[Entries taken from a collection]
□ □ □

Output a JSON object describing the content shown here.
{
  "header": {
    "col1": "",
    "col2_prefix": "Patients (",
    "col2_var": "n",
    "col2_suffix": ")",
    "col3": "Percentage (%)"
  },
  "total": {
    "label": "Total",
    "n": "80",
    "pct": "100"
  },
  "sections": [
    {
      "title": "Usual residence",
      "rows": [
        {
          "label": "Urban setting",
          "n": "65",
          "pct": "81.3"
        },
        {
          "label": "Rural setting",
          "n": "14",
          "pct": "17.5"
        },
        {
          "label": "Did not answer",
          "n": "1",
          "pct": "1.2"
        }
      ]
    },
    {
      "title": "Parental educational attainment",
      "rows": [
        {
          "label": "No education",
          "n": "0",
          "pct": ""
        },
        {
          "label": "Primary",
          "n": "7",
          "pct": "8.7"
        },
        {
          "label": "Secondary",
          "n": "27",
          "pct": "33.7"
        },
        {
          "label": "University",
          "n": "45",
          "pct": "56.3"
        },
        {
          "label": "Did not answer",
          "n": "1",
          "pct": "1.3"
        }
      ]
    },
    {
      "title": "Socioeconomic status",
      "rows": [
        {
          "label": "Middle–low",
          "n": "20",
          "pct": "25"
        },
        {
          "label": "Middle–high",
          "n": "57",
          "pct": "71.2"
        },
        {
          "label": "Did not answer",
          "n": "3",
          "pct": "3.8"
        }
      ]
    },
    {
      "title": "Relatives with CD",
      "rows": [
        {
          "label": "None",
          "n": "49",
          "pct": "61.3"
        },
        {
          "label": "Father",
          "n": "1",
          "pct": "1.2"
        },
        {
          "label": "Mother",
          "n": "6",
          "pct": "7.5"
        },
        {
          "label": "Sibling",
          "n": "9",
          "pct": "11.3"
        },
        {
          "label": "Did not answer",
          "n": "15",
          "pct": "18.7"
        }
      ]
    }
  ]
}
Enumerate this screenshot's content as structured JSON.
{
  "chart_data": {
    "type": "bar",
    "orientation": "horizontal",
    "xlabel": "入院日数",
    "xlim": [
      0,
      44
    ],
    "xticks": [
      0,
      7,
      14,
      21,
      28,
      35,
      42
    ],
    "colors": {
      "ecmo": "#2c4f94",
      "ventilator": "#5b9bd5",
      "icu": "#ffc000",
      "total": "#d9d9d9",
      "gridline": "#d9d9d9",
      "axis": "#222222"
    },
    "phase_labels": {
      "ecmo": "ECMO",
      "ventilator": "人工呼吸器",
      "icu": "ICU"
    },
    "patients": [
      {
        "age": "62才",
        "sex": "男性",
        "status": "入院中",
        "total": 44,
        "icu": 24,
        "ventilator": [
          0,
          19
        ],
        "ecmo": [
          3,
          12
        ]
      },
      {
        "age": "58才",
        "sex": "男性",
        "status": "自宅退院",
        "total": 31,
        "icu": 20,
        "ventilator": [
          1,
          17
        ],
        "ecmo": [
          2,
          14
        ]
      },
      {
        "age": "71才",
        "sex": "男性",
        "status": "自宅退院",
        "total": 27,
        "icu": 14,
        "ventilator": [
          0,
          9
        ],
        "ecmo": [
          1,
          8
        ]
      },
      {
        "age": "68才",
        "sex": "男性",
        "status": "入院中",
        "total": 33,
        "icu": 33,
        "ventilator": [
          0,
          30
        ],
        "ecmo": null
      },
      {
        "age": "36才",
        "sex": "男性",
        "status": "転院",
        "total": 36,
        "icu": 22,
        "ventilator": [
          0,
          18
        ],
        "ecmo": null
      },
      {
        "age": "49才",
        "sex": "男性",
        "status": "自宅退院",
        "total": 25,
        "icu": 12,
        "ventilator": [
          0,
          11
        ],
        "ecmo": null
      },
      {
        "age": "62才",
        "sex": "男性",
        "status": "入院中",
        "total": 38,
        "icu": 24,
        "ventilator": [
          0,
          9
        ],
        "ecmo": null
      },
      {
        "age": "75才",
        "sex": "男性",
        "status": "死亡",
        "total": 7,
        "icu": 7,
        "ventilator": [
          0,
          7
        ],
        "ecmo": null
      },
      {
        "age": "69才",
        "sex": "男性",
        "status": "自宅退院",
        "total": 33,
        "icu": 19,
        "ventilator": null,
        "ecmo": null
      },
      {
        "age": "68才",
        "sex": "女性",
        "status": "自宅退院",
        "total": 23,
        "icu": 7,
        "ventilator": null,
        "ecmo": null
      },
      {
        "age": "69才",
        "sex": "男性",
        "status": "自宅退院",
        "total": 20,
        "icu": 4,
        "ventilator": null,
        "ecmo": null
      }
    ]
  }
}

□ □ □

## Problem to work on
Make a word-for-word copy of the records.

## The completed task
Output a JSON object describing the content shown here.
{
  "header": {
    "col1": "",
    "col2_prefix": "Patients (",
    "col2_var": "n",
    "col2_suffix": ")",
    "col3": "Percentage (%)"
  },
  "total": {
    "label": "Total",
    "n": "80",
    "pct": "100"
  },
  "sections": [
    {
      "title": "Usual residence",
      "rows": [
        {
          "label": "Urban setting",
          "n": "65",
          "pct": "81.3"
        },
        {
          "label": "Rural setting",
          "n": "14",
          "pct": "17.5"
        },
        {
          "label": "Did not answer",
          "n": "1",
          "pct": "1.2"
        }
      ]
    },
    {
      "title": "Parental educational attainment",
      "rows": [
        {
          "label": "No education",
          "n": "0",
          "pct": ""
        },
        {
          "label": "Primary",
          "n": "7",
          "pct": "8.7"
        },
        {
          "label": "Secondary",
          "n": "27",
          "pct": "33.7"
        },
        {
          "label": "University",
          "n": "45",
          "pct": "56.3"
        },
        {
          "label": "Did not answer",
          "n": "1",
          "pct": "1.3"
        }
      ]
    },
    {
      "title": "Socioeconomic status",
      "rows": [
        {
          "label": "Middle–low",
          "n": "20",
          "pct": "25"
        },
        {
          "label": "Middle–high",
          "n": "57",
          "pct": "71.2"
        },
        {
          "label": "Did not answer",
          "n": "3",
          "pct": "3.8"
        }
      ]
    },
    {
      "title": "Relatives with CD",
      "rows": [
        {
          "label": "None",
          "n": "49",
          "pct": "61.3"
        },
        {
          "label": "Father",
          "n": "1",
          "pct": "1.2"
        },
        {
          "label": "Mother",
          "n": "6",
          "pct": "7.5"
        },
        {
          "label": "Sibling",
          "n": "9",
          "pct": "11.3"
        },
        {
          "label": "Did not answer",
          "n": "15",
          "pct": "18.7"
        }
      ]
    }
  ]
}
Enumerate this screenshot's content as structured JSON.
{
  "chart_data": {
    "type": "bar",
    "orientation": "horizontal",
    "xlabel": "入院日数",
    "xlim": [
      0,
      44
    ],
    "xticks": [
      0,
      7,
      14,
      21,
      28,
      35,
      42
    ],
    "colors": {
      "ecmo": "#2c4f94",
      "ventilator": "#5b9bd5",
      "icu": "#ffc000",
      "total": "#d9d9d9",
      "gridline": "#d9d9d9",
      "axis": "#222222"
    },
    "phase_labels": {
      "ecmo": "ECMO",
      "ventilator": "人工呼吸器",
      "icu": "ICU"
    },
    "patients": [
      {
        "age": "62才",
        "sex": "男性",
        "status": "入院中",
        "total": 44,
        "icu": 24,
        "ventilator": [
          0,
          19
        ],
        "ecmo": [
          3,
          12
        ]
      },
      {
        "age": "58才",
        "sex": "男性",
        "status": "自宅退院",
        "total": 31,
        "icu": 20,
        "ventilator": [
          1,
          17
        ],
        "ecmo": [
          2,
          14
        ]
      },
      {
        "age": "71才",
        "sex": "男性",
        "status": "自宅退院",
        "total": 27,
        "icu": 14,
        "ventilator": [
          0,
          9
        ],
        "ecmo": [
          1,
          8
        ]
      },
      {
        "age": "68才",
        "sex": "男性",
        "status": "入院中",
        "total": 33,
        "icu": 33,
        "ventilator": [
          0,
          30
        ],
        "ecmo": null
      },
      {
        "age": "36才",
        "sex": "男性",
        "status": "転院",
        "total": 36,
        "icu": 22,
        "ventilator": [
          0,
          18
        ],
        "ecmo": null
      },
      {
        "age": "49才",
        "sex": "男性",
        "status": "自宅退院",
        "total": 25,
        "icu": 12,
        "ventilator": [
          0,
          11
        ],
        "ecmo": null
      },
      {
        "age": "62才",
        "sex": "男性",
        "status": "入院中",
        "total": 38,
        "icu": 24,
        "ventilator": [
          0,
          9
        ],
        "ecmo": null
      },
      {
        "age": "75才",
        "sex": "男性",
        "status": "死亡",
        "total": 7,
        "icu": 7,
        "ventilator": [
          0,
          7
        ],
        "ecmo": null
      },
      {
        "age": "69才",
        "sex": "男性",
        "status": "自宅退院",
        "total": 33,
        "icu": 19,
        "ventilator": null,
        "ecmo": null
      },
      {
        "age": "68才",
        "sex": "女性",
        "status": "自宅退院",
        "total": 23,
        "icu": 7,
        "ventilator": null,
        "ecmo": null
      },
      {
        "age": "69才",
        "sex": "男性",
        "status": "自宅退院",
        "total": 20,
        "icu": 4,
        "ventilator": null,
        "ecmo": null
      }
    ]
  }
}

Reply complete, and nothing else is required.